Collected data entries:
::::

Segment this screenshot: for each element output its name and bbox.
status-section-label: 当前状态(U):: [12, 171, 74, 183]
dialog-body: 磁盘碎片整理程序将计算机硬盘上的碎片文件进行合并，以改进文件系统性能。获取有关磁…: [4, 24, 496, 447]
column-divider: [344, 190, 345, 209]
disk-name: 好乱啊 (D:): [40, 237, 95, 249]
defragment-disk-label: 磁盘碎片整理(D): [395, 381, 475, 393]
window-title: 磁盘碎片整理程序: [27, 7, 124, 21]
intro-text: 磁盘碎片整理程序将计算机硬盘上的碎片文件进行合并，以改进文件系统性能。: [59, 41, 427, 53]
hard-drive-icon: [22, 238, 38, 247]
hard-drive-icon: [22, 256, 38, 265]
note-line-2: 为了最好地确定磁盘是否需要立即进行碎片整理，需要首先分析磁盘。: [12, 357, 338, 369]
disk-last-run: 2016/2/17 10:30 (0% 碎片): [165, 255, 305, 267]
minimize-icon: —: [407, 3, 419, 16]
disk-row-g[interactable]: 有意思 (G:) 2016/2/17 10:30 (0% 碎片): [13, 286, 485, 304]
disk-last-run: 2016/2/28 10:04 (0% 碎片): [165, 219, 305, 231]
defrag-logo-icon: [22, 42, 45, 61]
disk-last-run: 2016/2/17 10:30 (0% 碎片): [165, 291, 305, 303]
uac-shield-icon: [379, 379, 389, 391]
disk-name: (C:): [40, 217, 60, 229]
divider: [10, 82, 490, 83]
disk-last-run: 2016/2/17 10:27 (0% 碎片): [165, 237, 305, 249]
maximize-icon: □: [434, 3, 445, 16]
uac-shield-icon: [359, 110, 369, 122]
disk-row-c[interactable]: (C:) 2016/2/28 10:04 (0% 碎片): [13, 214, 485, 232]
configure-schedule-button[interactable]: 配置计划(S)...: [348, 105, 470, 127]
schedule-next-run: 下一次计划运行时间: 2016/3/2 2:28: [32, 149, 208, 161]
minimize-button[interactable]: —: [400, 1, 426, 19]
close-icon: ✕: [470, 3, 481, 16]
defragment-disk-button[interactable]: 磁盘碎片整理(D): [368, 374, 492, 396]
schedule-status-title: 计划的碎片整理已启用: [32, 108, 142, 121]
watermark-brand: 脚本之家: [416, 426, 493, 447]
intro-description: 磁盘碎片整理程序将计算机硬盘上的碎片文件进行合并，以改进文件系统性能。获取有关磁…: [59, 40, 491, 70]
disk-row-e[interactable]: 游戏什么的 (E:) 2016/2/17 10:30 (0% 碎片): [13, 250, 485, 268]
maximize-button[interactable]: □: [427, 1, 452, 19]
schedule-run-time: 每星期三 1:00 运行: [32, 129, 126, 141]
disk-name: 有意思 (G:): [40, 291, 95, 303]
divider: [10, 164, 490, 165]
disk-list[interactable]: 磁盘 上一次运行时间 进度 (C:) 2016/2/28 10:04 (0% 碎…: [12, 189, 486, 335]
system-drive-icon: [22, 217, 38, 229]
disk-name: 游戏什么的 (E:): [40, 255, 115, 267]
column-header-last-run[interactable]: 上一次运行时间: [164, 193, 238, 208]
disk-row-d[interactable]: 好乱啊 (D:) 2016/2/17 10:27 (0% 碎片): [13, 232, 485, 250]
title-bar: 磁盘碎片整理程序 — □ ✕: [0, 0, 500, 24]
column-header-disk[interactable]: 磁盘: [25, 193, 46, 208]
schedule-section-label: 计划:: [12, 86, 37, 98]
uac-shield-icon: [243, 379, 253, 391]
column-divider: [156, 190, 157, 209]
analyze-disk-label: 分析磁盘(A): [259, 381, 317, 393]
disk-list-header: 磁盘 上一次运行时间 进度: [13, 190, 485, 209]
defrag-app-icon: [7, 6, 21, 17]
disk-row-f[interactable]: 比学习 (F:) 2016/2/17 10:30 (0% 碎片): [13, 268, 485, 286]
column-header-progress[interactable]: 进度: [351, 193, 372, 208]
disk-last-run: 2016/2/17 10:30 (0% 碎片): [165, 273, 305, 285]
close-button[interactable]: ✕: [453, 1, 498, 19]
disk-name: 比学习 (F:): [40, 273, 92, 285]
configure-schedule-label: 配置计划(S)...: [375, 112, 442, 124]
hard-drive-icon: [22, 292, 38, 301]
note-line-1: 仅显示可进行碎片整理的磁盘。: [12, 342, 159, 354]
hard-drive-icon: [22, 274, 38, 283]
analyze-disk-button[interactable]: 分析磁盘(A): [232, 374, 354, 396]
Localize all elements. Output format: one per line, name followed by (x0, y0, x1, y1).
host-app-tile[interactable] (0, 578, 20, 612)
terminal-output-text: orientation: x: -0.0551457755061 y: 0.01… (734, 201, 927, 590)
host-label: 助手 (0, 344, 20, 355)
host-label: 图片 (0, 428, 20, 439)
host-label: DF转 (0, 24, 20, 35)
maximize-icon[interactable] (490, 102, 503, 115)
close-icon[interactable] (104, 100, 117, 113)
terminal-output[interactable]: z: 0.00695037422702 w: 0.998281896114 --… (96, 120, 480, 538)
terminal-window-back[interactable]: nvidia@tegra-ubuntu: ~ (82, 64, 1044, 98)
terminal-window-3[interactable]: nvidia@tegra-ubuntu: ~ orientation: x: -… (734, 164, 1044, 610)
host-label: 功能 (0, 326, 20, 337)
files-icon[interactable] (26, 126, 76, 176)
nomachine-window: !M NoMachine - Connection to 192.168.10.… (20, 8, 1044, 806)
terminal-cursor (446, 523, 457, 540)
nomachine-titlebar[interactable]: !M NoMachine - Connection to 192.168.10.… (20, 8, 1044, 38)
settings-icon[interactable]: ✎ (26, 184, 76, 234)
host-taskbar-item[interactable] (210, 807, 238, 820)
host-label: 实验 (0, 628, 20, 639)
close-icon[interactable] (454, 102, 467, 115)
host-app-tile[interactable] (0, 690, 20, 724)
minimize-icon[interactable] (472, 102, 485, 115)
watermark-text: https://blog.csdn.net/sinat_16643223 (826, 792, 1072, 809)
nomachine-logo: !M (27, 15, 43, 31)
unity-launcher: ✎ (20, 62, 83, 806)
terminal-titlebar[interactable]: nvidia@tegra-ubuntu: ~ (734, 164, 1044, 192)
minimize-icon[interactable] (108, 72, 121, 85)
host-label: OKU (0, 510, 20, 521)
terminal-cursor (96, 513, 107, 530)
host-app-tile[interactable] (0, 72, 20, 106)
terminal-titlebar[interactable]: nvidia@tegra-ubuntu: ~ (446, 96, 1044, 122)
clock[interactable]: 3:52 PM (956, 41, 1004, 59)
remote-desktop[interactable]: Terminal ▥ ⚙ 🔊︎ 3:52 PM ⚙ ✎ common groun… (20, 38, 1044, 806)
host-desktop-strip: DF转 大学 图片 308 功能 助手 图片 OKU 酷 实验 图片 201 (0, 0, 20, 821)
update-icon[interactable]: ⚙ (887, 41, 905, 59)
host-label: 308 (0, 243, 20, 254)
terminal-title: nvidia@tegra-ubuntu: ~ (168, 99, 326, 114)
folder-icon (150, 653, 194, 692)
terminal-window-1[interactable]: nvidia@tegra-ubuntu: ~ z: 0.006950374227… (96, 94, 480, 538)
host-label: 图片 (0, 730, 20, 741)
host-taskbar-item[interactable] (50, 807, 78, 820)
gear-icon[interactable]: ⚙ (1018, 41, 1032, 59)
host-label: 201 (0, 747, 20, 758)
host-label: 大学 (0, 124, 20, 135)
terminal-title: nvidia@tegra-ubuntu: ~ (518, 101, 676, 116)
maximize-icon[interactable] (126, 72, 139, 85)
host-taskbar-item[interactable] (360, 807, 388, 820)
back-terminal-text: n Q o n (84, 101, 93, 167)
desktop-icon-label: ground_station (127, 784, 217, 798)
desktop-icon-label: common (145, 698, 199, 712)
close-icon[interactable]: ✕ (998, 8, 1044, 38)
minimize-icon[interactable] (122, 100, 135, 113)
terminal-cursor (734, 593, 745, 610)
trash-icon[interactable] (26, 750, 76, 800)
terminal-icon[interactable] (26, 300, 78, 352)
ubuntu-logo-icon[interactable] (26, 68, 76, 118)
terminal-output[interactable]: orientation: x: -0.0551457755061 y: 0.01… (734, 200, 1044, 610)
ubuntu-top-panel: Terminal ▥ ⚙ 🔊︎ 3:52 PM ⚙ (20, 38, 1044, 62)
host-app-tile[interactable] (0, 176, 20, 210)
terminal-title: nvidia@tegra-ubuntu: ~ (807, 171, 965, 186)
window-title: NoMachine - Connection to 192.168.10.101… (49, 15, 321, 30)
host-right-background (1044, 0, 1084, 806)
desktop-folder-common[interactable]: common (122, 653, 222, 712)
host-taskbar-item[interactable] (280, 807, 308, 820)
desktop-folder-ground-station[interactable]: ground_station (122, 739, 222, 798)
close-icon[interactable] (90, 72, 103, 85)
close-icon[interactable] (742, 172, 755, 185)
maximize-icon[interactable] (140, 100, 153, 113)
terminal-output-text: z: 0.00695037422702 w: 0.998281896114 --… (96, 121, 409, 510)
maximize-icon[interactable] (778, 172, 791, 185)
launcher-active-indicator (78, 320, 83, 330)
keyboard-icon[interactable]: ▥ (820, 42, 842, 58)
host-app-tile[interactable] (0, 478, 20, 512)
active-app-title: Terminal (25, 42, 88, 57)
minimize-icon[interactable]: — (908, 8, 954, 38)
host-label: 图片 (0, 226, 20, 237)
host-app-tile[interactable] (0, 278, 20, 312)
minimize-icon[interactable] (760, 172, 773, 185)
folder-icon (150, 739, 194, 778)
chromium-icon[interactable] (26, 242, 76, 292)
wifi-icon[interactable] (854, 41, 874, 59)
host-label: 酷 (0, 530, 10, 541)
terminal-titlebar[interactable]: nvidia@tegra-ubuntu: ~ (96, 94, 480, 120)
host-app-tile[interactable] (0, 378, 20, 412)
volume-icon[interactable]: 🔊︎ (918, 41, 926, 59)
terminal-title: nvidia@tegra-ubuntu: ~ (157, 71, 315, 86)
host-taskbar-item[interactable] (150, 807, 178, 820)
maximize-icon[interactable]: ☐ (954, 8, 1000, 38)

::::

Goal:
Retype the items word for word, from their first line down to the line containing "schedule-next-run: 下一次计划运行时间: 2016/3/2", including that line.

Response to this exercise:
Segment this screenshot: for each element output its name and bbox.
status-section-label: 当前状态(U):: [12, 171, 74, 183]
dialog-body: 磁盘碎片整理程序将计算机硬盘上的碎片文件进行合并，以改进文件系统性能。获取有关磁…: [4, 24, 496, 447]
column-divider: [344, 190, 345, 209]
disk-name: 好乱啊 (D:): [40, 237, 95, 249]
defragment-disk-label: 磁盘碎片整理(D): [395, 381, 475, 393]
window-title: 磁盘碎片整理程序: [27, 7, 124, 21]
intro-text: 磁盘碎片整理程序将计算机硬盘上的碎片文件进行合并，以改进文件系统性能。: [59, 41, 427, 53]
hard-drive-icon: [22, 238, 38, 247]
hard-drive-icon: [22, 256, 38, 265]
note-line-2: 为了最好地确定磁盘是否需要立即进行碎片整理，需要首先分析磁盘。: [12, 357, 338, 369]
disk-last-run: 2016/2/17 10:30 (0% 碎片): [165, 255, 305, 267]
minimize-icon: —: [407, 3, 419, 16]
disk-row-g[interactable]: 有意思 (G:) 2016/2/17 10:30 (0% 碎片): [13, 286, 485, 304]
disk-last-run: 2016/2/28 10:04 (0% 碎片): [165, 219, 305, 231]
defrag-logo-icon: [22, 42, 45, 61]
disk-last-run: 2016/2/17 10:30 (0% 碎片): [165, 291, 305, 303]
uac-shield-icon: [379, 379, 389, 391]
disk-name: (C:): [40, 217, 60, 229]
divider: [10, 82, 490, 83]
disk-last-run: 2016/2/17 10:27 (0% 碎片): [165, 237, 305, 249]
maximize-icon: □: [434, 3, 445, 16]
uac-shield-icon: [359, 110, 369, 122]
disk-row-c[interactable]: (C:) 2016/2/28 10:04 (0% 碎片): [13, 214, 485, 232]
configure-schedule-button[interactable]: 配置计划(S)...: [348, 105, 470, 127]
schedule-next-run: 下一次计划运行时间: 2016/3/2 2:28: [32, 149, 208, 161]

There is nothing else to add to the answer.